> **Instructions for the task**
Pick out each line below containing "mules".

## Begin Dataset content

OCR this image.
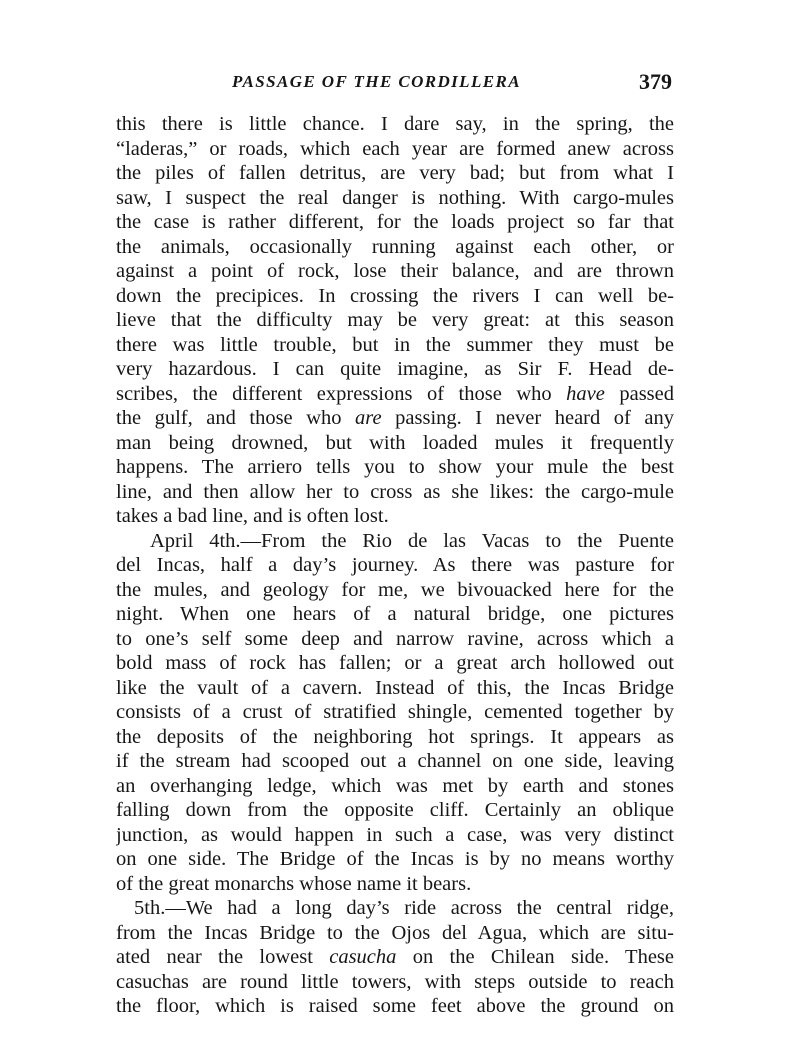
PASSAGE OF THE CORDILLERA	379
this there is little chance. I dare say, in the spring, the
“laderas,” or roads, which each year are formed anew across
the piles of fallen detritus, are very bad; but from what I
saw, I suspect the real danger is nothing. With cargo-mules
the case is rather different, for the loads project so far that
the animals, occasionally running against each other, or
against a point of rock, lose their balance, and are thrown
down the precipices. In crossing the rivers I can well be-
lieve that the difficulty may be very great: at this season
there was little trouble, but in the summer they must be
very hazardous. I can quite imagine, as Sir F. Head de-
scribes, the different expressions of those who have passed
the gulf, and those who are passing. I never heard of any
man being drowned, but with loaded mules it frequently
happens. The arriero tells you to show your mule the best
line, and then allow her to cross as she likes: the cargo-mule
takes a bad line, and is often lost.
April 4th.—From the Rio de las Vacas to the Puente
del Incas, half a day’s journey. As there was pasture for
the mules, and geology for me, we bivouacked here for the
night. When one hears of a natural bridge, one pictures
to one’s self some deep and narrow ravine, across which a
bold mass of rock has fallen; or a great arch hollowed out
like the vault of a cavern. Instead of this, the Incas Bridge
consists of a crust of stratified shingle, cemented together by
the deposits of the neighboring hot springs. It appears as
if the stream had scooped out a channel on one side, leaving
an overhanging ledge, which was met by earth and stones
falling down from the opposite cliff. Certainly an oblique
junction, as would happen in such a case, was very distinct
on one side. The Bridge of the Incas is by no means worthy
of the great monarchs whose name it bears.
5th.—We had a long day’s ride across the central ridge,
from the Incas Bridge to the Ojos del Agua, which are situ-
ated near the lowest casucha on the Chilean side. These
casuchas are round little towers, with steps outside to reach
the floor, which is raised some feet above the ground on
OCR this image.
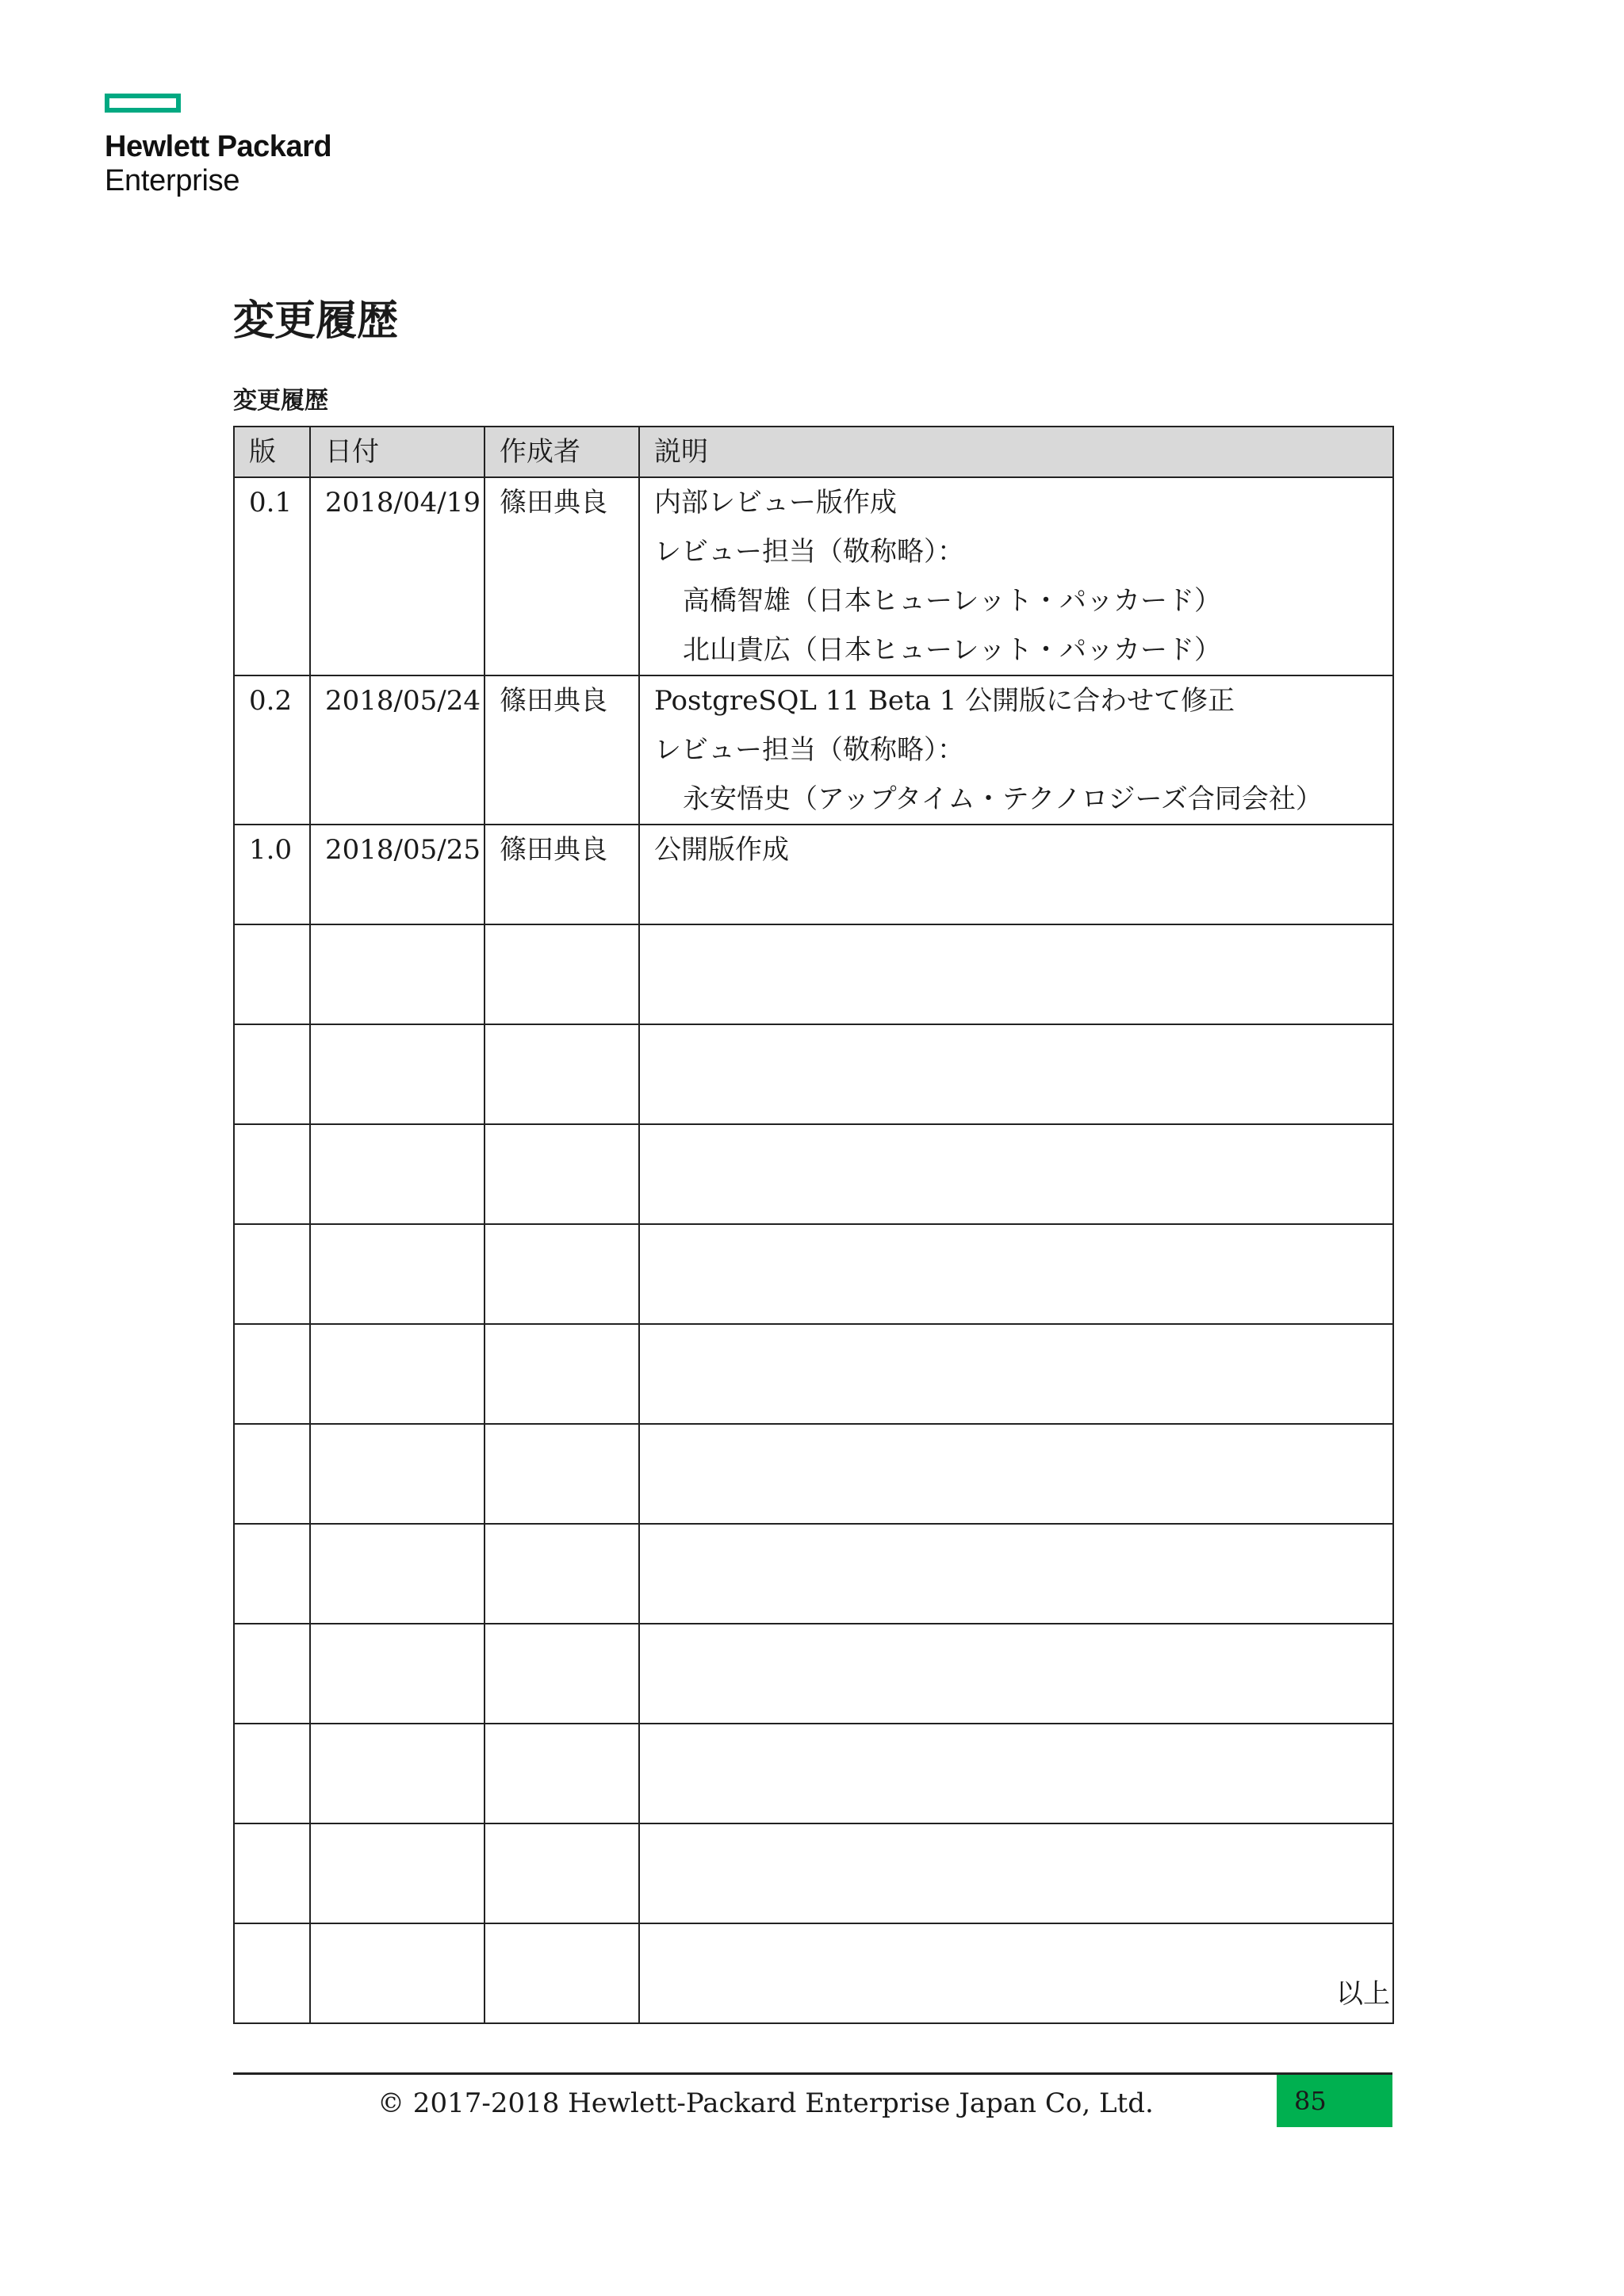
Hewlett Packard
Enterprise
変更履歴
変更履歴
版	日付	作成者	説明
0.1	2018/04/19	篠田典良	内部レビュー版作成
レビュー担当（敬称略）：
高橋智雄（日本ヒューレット・パッカード）
北山貴広（日本ヒューレット・パッカード）

0.2	2018/05/24	篠田典良	PostgreSQL 11 Beta 1 公開版に合わせて修正
レビュー担当（敬称略）：
永安悟史（アップタイム・テクノロジーズ合同会社）

1.0	2018/05/25	篠田典良	公開版作成

以上
© 2017-2018 Hewlett-Packard Enterprise Japan Co, Ltd.	85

## End Dataset content

> **Complete answer**
saw, I suspect the real danger is nothing. With cargo-mules
man being drowned, but with loaded mules it frequently
the mules, and geology for me, we bivouacked here for the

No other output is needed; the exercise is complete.